§ What you have to do
Copy out every line in which the string "na³⁵" occurs.

§ Recorded data
****

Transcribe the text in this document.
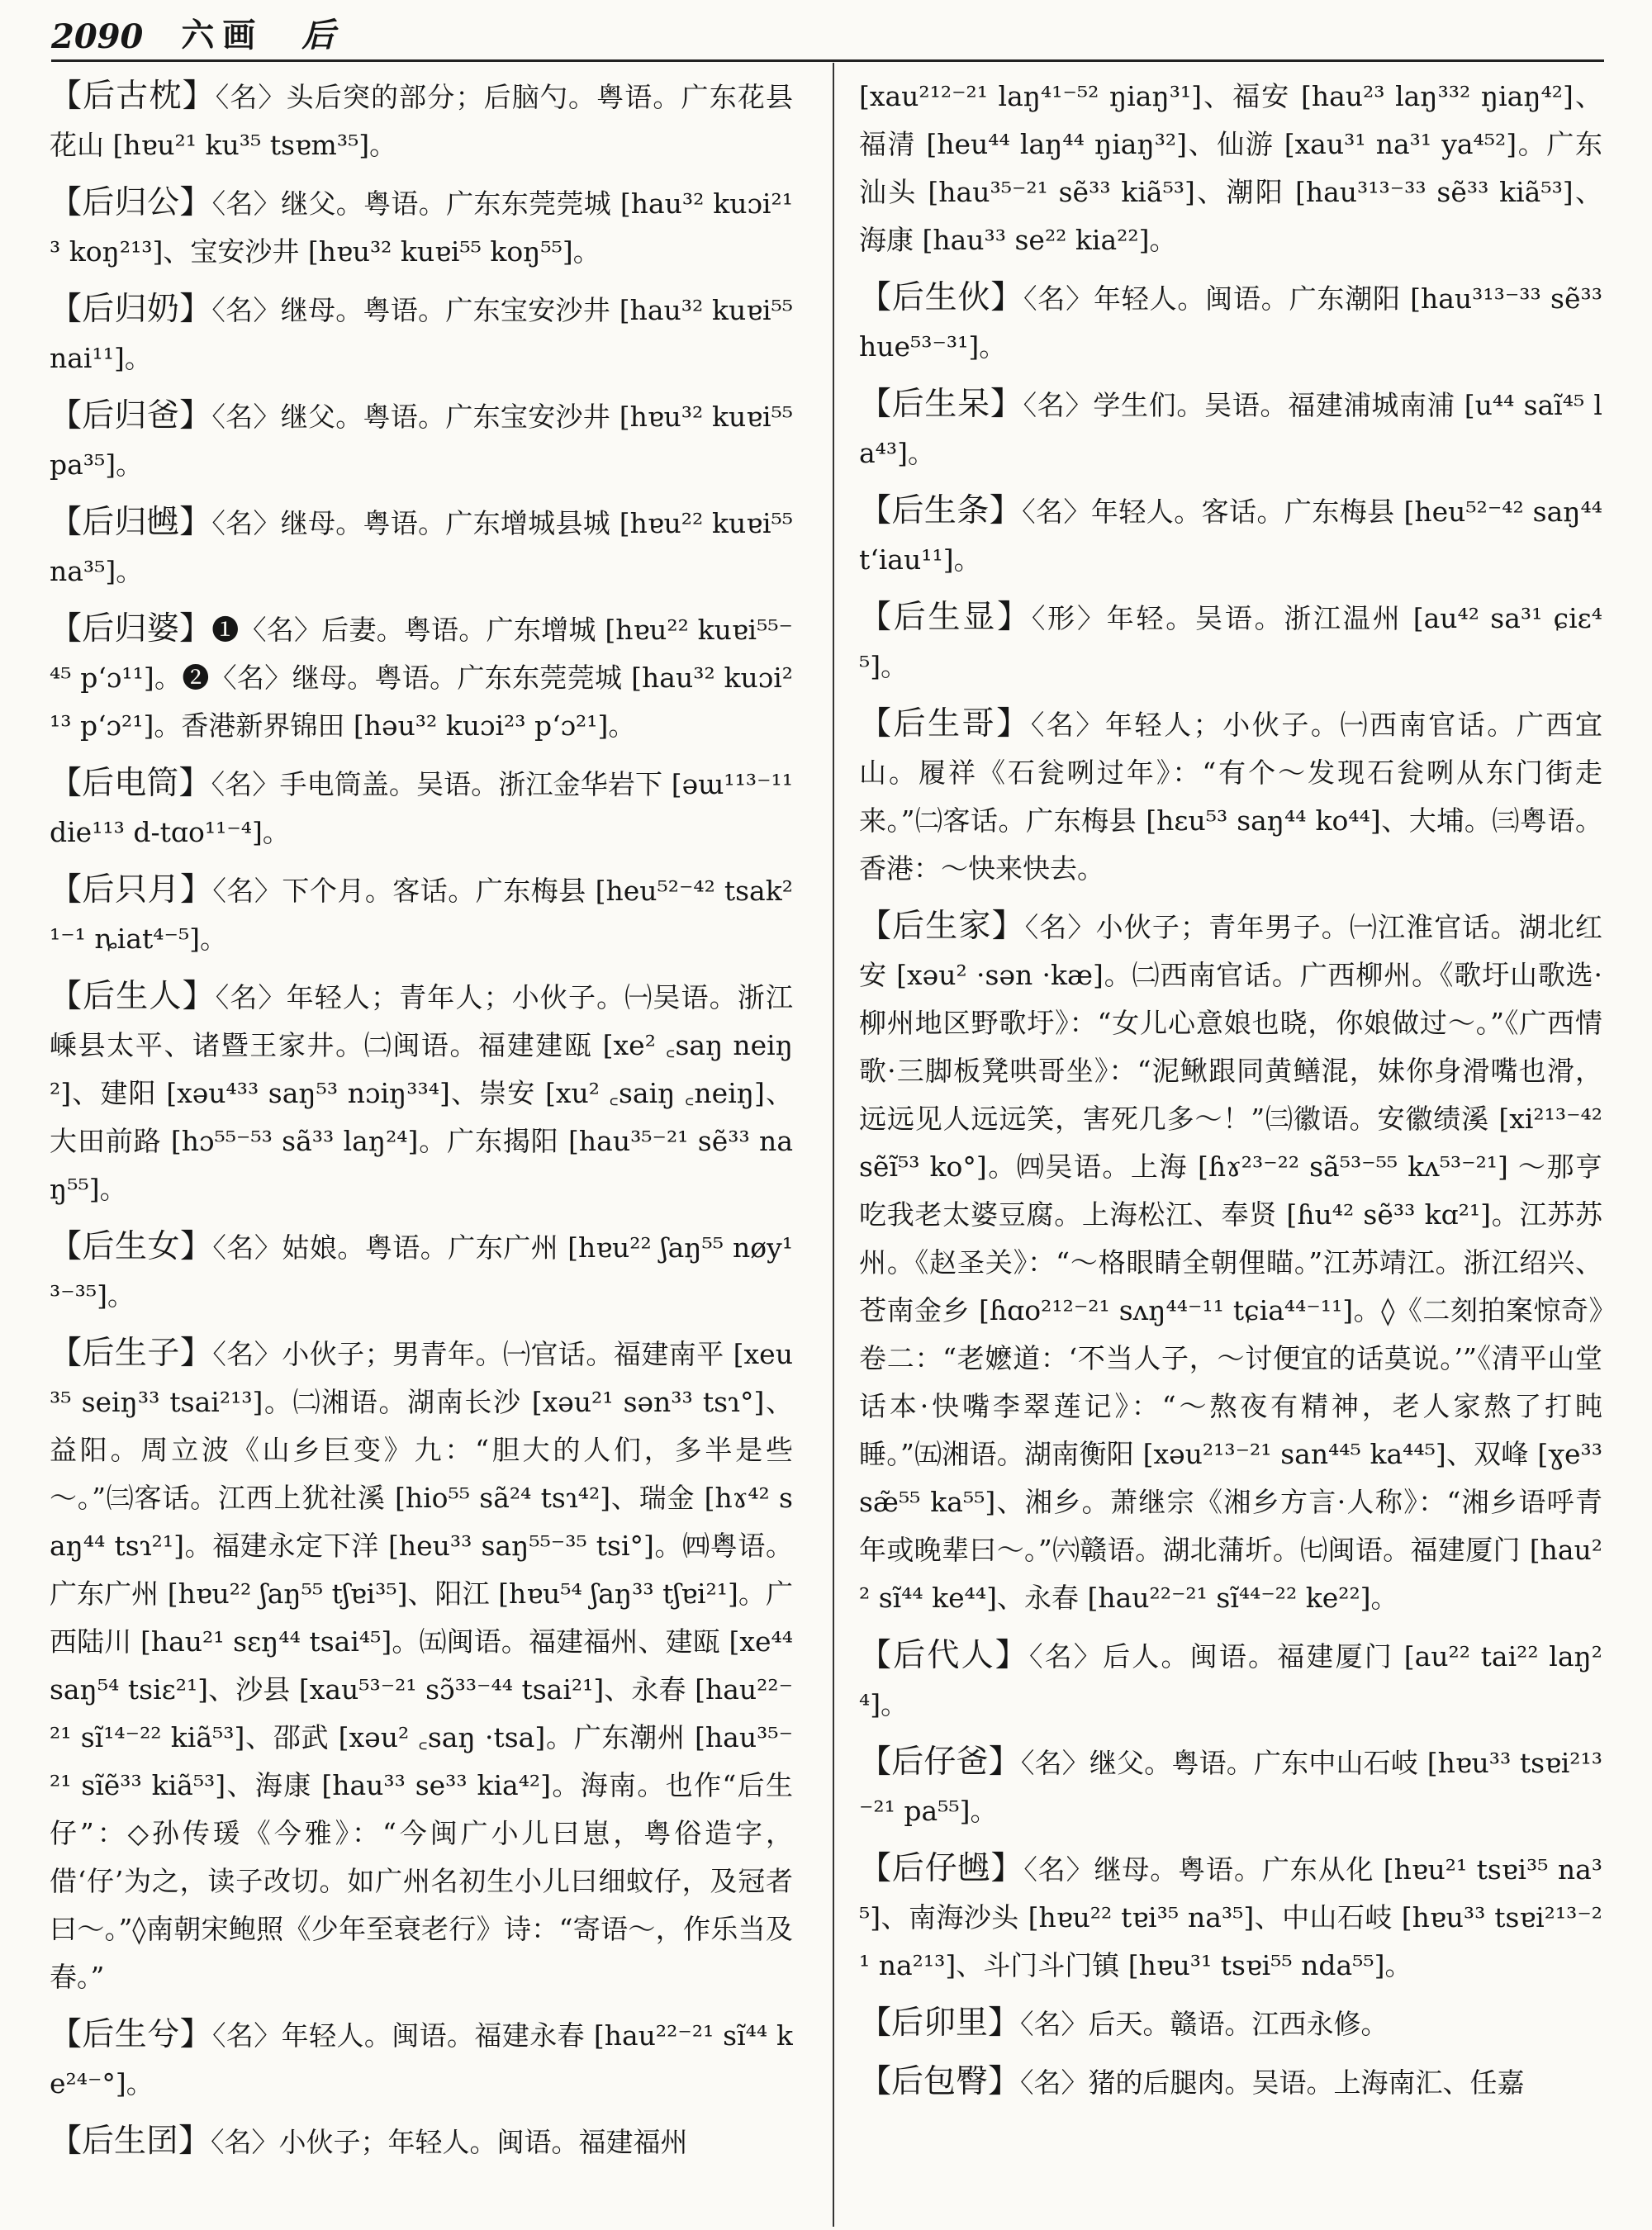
2090 六画 后

【 后古枕 】 〈名〉头后突的部分；后脑勺。粤语。广东花县花山 [hɐu²¹ ku³⁵ tsɐm³⁵]。

【 后归公 】 〈名〉继父。粤语。广东东莞莞城 [hau³² kuɔi²¹³ koŋ²¹³]、宝安沙井 [hɐu³² kuɐi⁵⁵ koŋ⁵⁵]。

【 后归奶 】 〈名〉继母。粤语。广东宝安沙井 [hau³² kuɐi⁵⁵ nai¹¹]。

【 后归爸 】 〈名〉继父。粤语。广东宝安沙井 [hɐu³² kuɐi⁵⁵ pa³⁵]。

【 后归乸 】 〈名〉继母。粤语。广东增城县城 [hɐu²² kuɐi⁵⁵ na³⁵]。

【 后归婆 】 ❶〈名〉后妻。粤语。广东增城 [hɐu²² kuɐi⁵⁵⁻⁴⁵ p‘ɔ¹¹]。❷〈名〉继母。粤语。广东东莞莞城 [hau³² kuɔi²¹³ p‘ɔ²¹]。香港新界锦田 [həu³² kuɔi²³ p‘ɔ²¹]。

【 后电筒 】 〈名〉手电筒盖。吴语。浙江金华岩下 [əɯ¹¹³⁻¹¹ die¹¹³ d-tɑo¹¹⁻⁴]。

【 后只月 】 〈名〉下个月。客话。广东梅县 [heu⁵²⁻⁴² tsak²¹⁻¹ ȵiat⁴⁻⁵]。

【 后生人 】 〈名〉年轻人；青年人；小伙子。㈠吴语。浙江嵊县太平、诸暨王家井。㈡闽语。福建建瓯 [xe² ꜀saŋ neiŋ²]、建阳 [xəu⁴³³ saŋ⁵³ nɔiŋ³³⁴]、崇安 [xu² ꜀saiŋ ꜀neiŋ]、大田前路 [hɔ⁵⁵⁻⁵³ sã³³ laŋ²⁴]。广东揭阳 [hau³⁵⁻²¹ sẽ³³ naŋ⁵⁵]。

【 后生女 】 〈名〉姑娘。粤语。广东广州 [hɐu²² ʃaŋ⁵⁵ nøy¹³⁻³⁵]。

【 后生子 】 〈名〉小伙子；男青年。㈠官话。福建南平 [xeu³⁵ seiŋ³³ tsai²¹³]。㈡湘语。湖南长沙 [xəu²¹ sən³³ tsɿ°]、益阳。周立波《山乡巨变》九：“胆大的人们，多半是些～。”㈢客话。江西上犹社溪 [hio⁵⁵ sã²⁴ tsɿ⁴²]、瑞金 [hɤ⁴² saŋ⁴⁴ tsɿ²¹]。福建永定下洋 [heu³³ saŋ⁵⁵⁻³⁵ tsi°]。㈣粤语。广东广州 [hɐu²² ʃaŋ⁵⁵ tʃɐi³⁵]、阳江 [hɐu⁵⁴ ʃaŋ³³ tʃɐi²¹]。广西陆川 [hau²¹ sɛŋ⁴⁴ tsai⁴⁵]。㈤闽语。福建福州、建瓯 [xe⁴⁴ saŋ⁵⁴ tsiɛ²¹]、沙县 [xau⁵³⁻²¹ sɔ̃³³⁻⁴⁴ tsai²¹]、永春 [hau²²⁻²¹ sĩ¹⁴⁻²² kiã⁵³]、邵武 [xəu² ꜀saŋ ·tsa]。广东潮州 [hau³⁵⁻²¹ sĩẽ³³ kiã⁵³]、海康 [hau³³ se³³ kia⁴²]。海南。也作“后生仔”：◇孙传瑗《今雅》：“今闽广小儿曰崽，粤俗造字，借‘仔’为之，读子改切。如广州名初生小儿曰细蚊仔，及冠者曰～。”◊南朝宋鲍照《少年至衰老行》诗：“寄语～，作乐当及春。”

【 后生兮 】 〈名〉年轻人。闽语。福建永春 [hau²²⁻²¹ sĩ⁴⁴ ke²⁴⁻°]。

【 后生囝 】 〈名〉小伙子；年轻人。闽语。福建福州

[xau²¹²⁻²¹ laŋ⁴¹⁻⁵² ŋiaŋ³¹]、福安 [hau²³ laŋ³³² ŋiaŋ⁴²]、福清 [heu⁴⁴ laŋ⁴⁴ ŋiaŋ³²]、仙游 [xau³¹ na³¹ ya⁴⁵²]。广东汕头 [hau³⁵⁻²¹ sẽ³³ kiã⁵³]、潮阳 [hau³¹³⁻³³ sẽ³³ kiã⁵³]、海康 [hau³³ se²² kia²²]。

【 后生伙 】 〈名〉年轻人。闽语。广东潮阳 [hau³¹³⁻³³ sẽ³³ hue⁵³⁻³¹]。

【 后生呆 】 〈名〉学生们。吴语。福建浦城南浦 [u⁴⁴ saĩ⁴⁵ la⁴³]。

【 后生条 】 〈名〉年轻人。客话。广东梅县 [heu⁵²⁻⁴² saŋ⁴⁴ t‘iau¹¹]。

【 后生显 】 〈形〉年轻。吴语。浙江温州 [au⁴² sa³¹ ɕiɛ⁴⁵]。

【 后生哥 】 〈名〉年轻人；小伙子。㈠西南官话。广西宜山。履祥《石瓮咧过年》：“有个～发现石瓮咧从东门街走来。”㈡客话。广东梅县 [hɛu⁵³ saŋ⁴⁴ ko⁴⁴]、大埔。㈢粤语。香港：～快来快去。

【 后生家 】 〈名〉小伙子；青年男子。㈠江淮官话。湖北红安 [xəu² ·sən ·kæ]。㈡西南官话。广西柳州。《歌圩山歌选·柳州地区野歌圩》：“女儿心意娘也晓，你娘做过～。”《广西情歌·三脚板凳哄哥坐》：“泥鳅跟同黄鳝混，妹你身滑嘴也滑，远远见人远远笑，害死几多～！”㈢徽语。安徽绩溪 [xi²¹³⁻⁴² sẽĩ⁵³ ko°]。㈣吴语。上海 [ɦɤ²³⁻²² sã⁵³⁻⁵⁵ kʌ⁵³⁻²¹] ～那亨吃我老太婆豆腐。上海松江、奉贤 [ɦu⁴² sẽ³³ kɑ²¹]。江苏苏州。《赵圣关》：“～格眼睛全朝俚瞄。”江苏靖江。浙江绍兴、苍南金乡 [ɦɑo²¹²⁻²¹ sʌŋ⁴⁴⁻¹¹ tɕia⁴⁴⁻¹¹]。◊《二刻拍案惊奇》卷二：“老嬷道：‘不当人子，～讨便宜的话莫说。’”《清平山堂话本·快嘴李翠莲记》：“～熬夜有精神，老人家熬了打盹睡。”㈤湘语。湖南衡阳 [xəu²¹³⁻²¹ san⁴⁴⁵ ka⁴⁴⁵]、双峰 [ɣe³³ sæ̃⁵⁵ ka⁵⁵]、湘乡。萧继宗《湘乡方言·人称》：“湘乡语呼青年或晚辈曰～。”㈥赣语。湖北蒲圻。㈦闽语。福建厦门 [hau²² sĩ⁴⁴ ke⁴⁴]、永春 [hau²²⁻²¹ sĩ⁴⁴⁻²² ke²²]。

【 后代人 】 〈名〉后人。闽语。福建厦门 [au²² tai²² laŋ²⁴]。

【 后仔爸 】 〈名〉继父。粤语。广东中山石岐 [hɐu³³ tsɐi²¹³⁻²¹ pa⁵⁵]。

【 后仔乸 】 〈名〉继母。粤语。广东从化 [hɐu²¹ tsɐi³⁵ na³⁵]、南海沙头 [hɐu²² tɐi³⁵ na³⁵]、中山石岐 [hɐu³³ tsɐi²¹³⁻²¹ na²¹³]、斗门斗门镇 [hɐu³¹ tsɐi⁵⁵ nda⁵⁵]。

【 后卯里 】 〈名〉后天。赣语。江西永修。

【 后包臀 】 〈名〉猪的后腿肉。吴语。上海南汇、任嘉
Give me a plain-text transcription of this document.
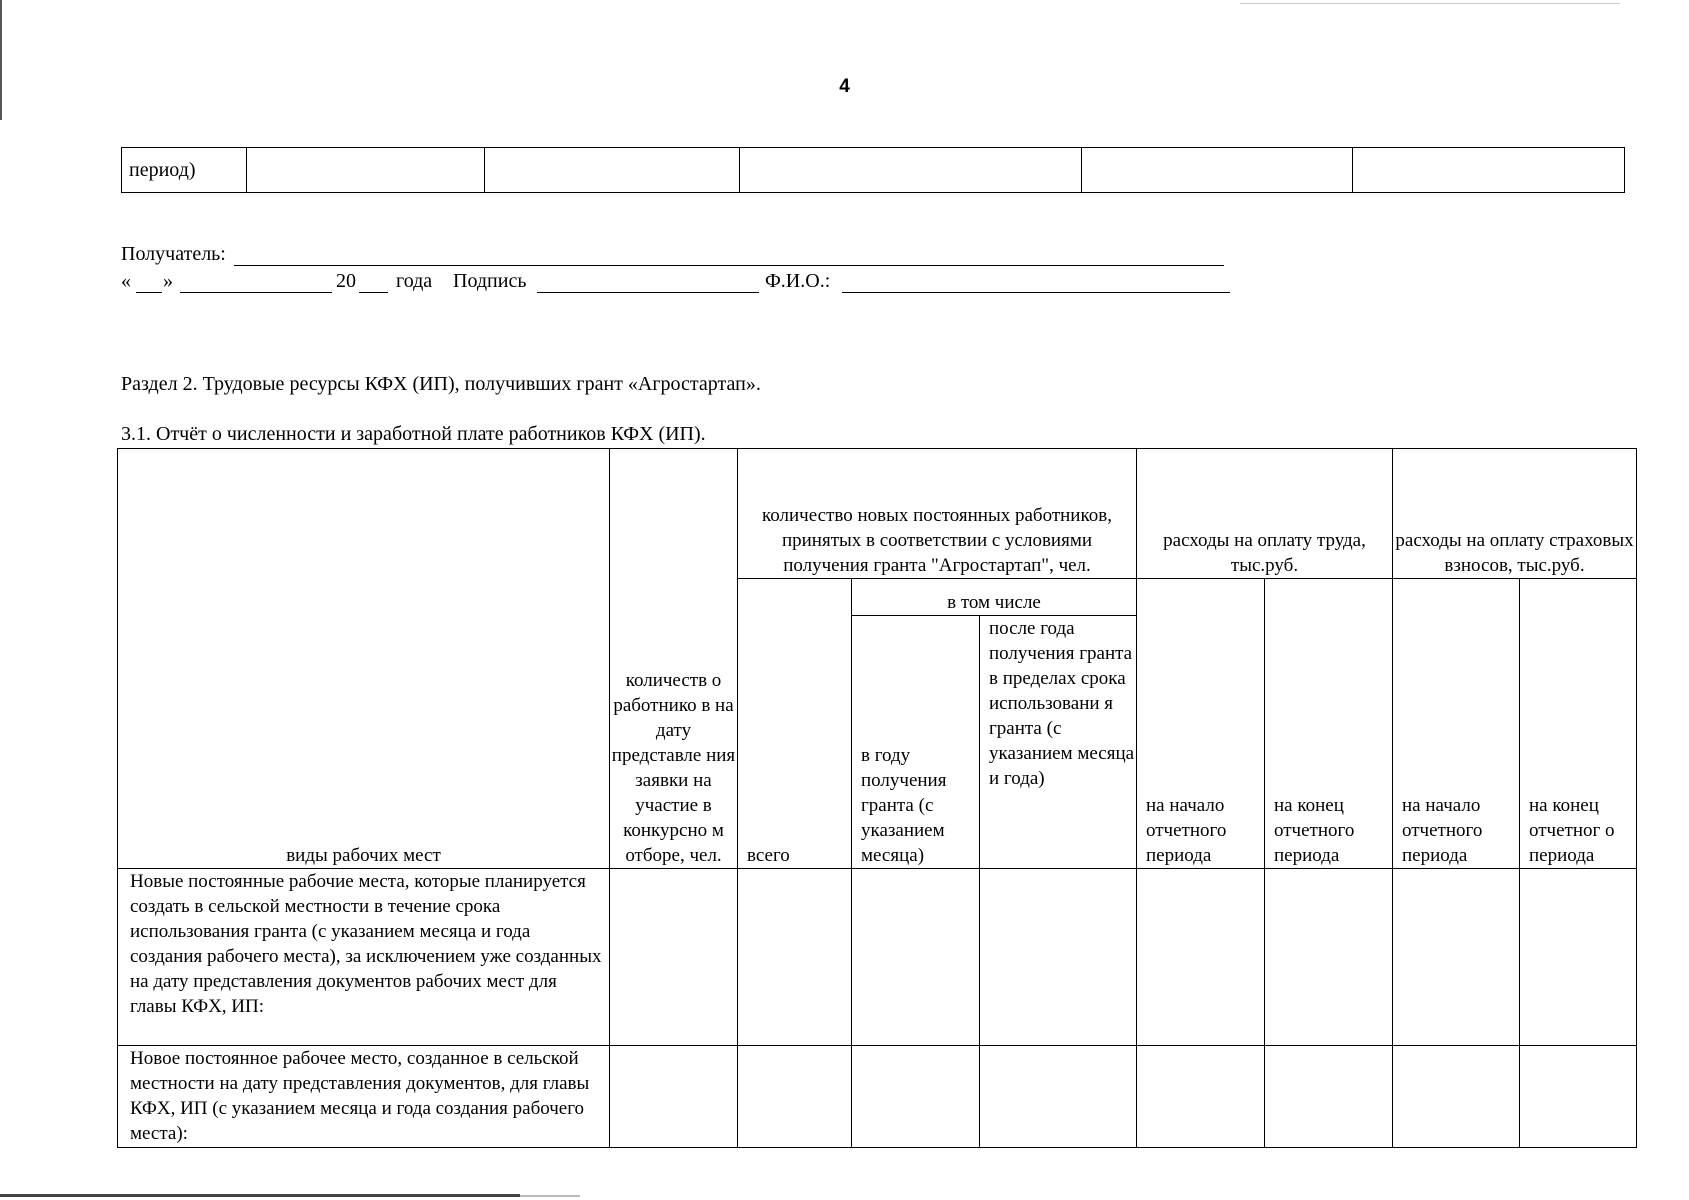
4
период)					
Получатель:
« »	20 года Подпись	Ф.И.О.:
Раздел 2. Трудовые ресурсы КФХ (ИП), получивших грант «Агростартап».
3.1. Отчёт о численности и заработной плате работников КФХ (ИП).
виды рабочих мест	количеств о работнико в на дату представле ния заявки на участие в конкурсно м отборе, чел.	количество новых постоянных работников, принятых в соответствии с условиями получения гранта "Агростартап", чел.			расходы на оплату труда, тыс.руб.		расходы на оплату страховых взносов, тыс.руб.	
		всего	в том числе		на начало отчетного периода	на конец отчетного периода	на начало отчетного периода	на конец отчетног о периода
			в году получения гранта (с указанием месяца)	после года получения гранта в пределах срока использовани я гранта (с указанием месяца и года)				
Новые постоянные рабочие места, которые планируется создать в сельской местности в течение срока использования гранта (с указанием месяца и года создания рабочего места), за исключением уже созданных на дату представления документов рабочих мест для главы КФХ, ИП:								
Новое постоянное рабочее место, созданное в сельской местности на дату представления документов, для главы КФХ, ИП (с указанием месяца и года создания рабочего места):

****

§ Final answer
【 后归乸 】 〈名〉继母。粤语。广东增城县城 [hɐu²² kuɐi⁵⁵ na³⁵]。
【 后仔乸 】 〈名〉继母。粤语。广东从化 [hɐu²¹ tsɐi³⁵ na³⁵]、南海沙头 [hɐu²² tɐi³⁵ na³⁵]、中山石岐 [hɐu³³ tsɐi²¹³⁻²¹ na²¹³]、斗门斗门镇 [hɐu³¹ tsɐi⁵⁵ nda⁵⁵]。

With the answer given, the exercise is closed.